Task description:
Return every line of the listing below that contains the string "ANALYSTS", matching case exactly.

Excerpted records:
+ + +

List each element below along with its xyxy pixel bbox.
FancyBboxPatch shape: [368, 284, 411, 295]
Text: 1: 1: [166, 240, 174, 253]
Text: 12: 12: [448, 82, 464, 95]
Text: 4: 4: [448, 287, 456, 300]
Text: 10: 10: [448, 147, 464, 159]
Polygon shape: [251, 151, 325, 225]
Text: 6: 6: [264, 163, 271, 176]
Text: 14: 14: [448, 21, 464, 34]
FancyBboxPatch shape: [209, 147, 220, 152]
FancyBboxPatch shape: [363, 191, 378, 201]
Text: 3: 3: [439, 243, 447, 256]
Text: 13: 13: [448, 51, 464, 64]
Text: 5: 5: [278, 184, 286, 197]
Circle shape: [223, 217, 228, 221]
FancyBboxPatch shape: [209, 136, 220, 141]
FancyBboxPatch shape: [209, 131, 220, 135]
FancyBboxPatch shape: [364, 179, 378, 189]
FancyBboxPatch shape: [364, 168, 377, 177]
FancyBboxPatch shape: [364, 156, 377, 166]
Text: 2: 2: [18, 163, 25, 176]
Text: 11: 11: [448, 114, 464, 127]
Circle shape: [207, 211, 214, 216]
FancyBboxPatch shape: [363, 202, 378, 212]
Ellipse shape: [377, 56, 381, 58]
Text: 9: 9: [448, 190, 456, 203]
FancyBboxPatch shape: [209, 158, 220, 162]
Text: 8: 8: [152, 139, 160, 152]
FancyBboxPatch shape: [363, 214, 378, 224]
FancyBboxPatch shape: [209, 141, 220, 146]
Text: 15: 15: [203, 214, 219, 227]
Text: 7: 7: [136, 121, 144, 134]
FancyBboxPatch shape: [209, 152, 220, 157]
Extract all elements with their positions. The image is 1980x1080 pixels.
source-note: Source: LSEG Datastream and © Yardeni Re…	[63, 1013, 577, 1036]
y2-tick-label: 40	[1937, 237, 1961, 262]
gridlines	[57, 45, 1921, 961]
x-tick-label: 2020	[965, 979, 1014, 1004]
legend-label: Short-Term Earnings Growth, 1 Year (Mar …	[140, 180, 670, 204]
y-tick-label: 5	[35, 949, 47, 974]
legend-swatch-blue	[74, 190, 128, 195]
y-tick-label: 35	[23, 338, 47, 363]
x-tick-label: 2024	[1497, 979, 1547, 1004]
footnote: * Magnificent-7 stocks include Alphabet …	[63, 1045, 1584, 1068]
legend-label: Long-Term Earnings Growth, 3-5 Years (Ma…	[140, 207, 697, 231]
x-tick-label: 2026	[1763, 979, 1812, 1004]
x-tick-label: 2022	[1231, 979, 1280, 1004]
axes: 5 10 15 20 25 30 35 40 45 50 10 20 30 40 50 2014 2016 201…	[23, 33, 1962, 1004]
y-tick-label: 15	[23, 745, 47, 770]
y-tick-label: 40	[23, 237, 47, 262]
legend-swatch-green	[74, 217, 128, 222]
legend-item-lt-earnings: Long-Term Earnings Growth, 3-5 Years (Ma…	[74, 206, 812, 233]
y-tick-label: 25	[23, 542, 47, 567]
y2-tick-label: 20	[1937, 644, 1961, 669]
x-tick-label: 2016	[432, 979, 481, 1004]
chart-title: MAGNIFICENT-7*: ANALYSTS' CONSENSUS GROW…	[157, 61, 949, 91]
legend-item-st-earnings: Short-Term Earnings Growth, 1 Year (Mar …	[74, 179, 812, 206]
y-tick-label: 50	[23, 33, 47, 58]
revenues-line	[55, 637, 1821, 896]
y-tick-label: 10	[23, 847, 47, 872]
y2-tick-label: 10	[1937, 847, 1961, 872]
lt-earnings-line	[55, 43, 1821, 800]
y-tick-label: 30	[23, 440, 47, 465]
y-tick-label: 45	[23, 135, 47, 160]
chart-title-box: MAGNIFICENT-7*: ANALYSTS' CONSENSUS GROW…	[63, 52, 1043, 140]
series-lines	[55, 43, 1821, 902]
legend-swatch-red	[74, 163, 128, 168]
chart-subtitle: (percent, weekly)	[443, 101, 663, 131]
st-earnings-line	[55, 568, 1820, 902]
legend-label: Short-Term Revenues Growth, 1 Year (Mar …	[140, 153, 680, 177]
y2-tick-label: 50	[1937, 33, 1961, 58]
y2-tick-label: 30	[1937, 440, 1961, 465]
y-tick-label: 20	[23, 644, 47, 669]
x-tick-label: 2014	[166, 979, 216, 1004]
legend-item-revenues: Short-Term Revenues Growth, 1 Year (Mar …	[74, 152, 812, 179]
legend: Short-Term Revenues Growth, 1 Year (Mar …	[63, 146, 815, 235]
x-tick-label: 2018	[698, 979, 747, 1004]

+ + +

Solution to this task:
chart-title: MAGNIFICENT-7*: ANALYSTS' CONSENSUS GROW…	[157, 61, 949, 91]
chart-title-box: MAGNIFICENT-7*: ANALYSTS' CONSENSUS GROW…	[63, 52, 1043, 140]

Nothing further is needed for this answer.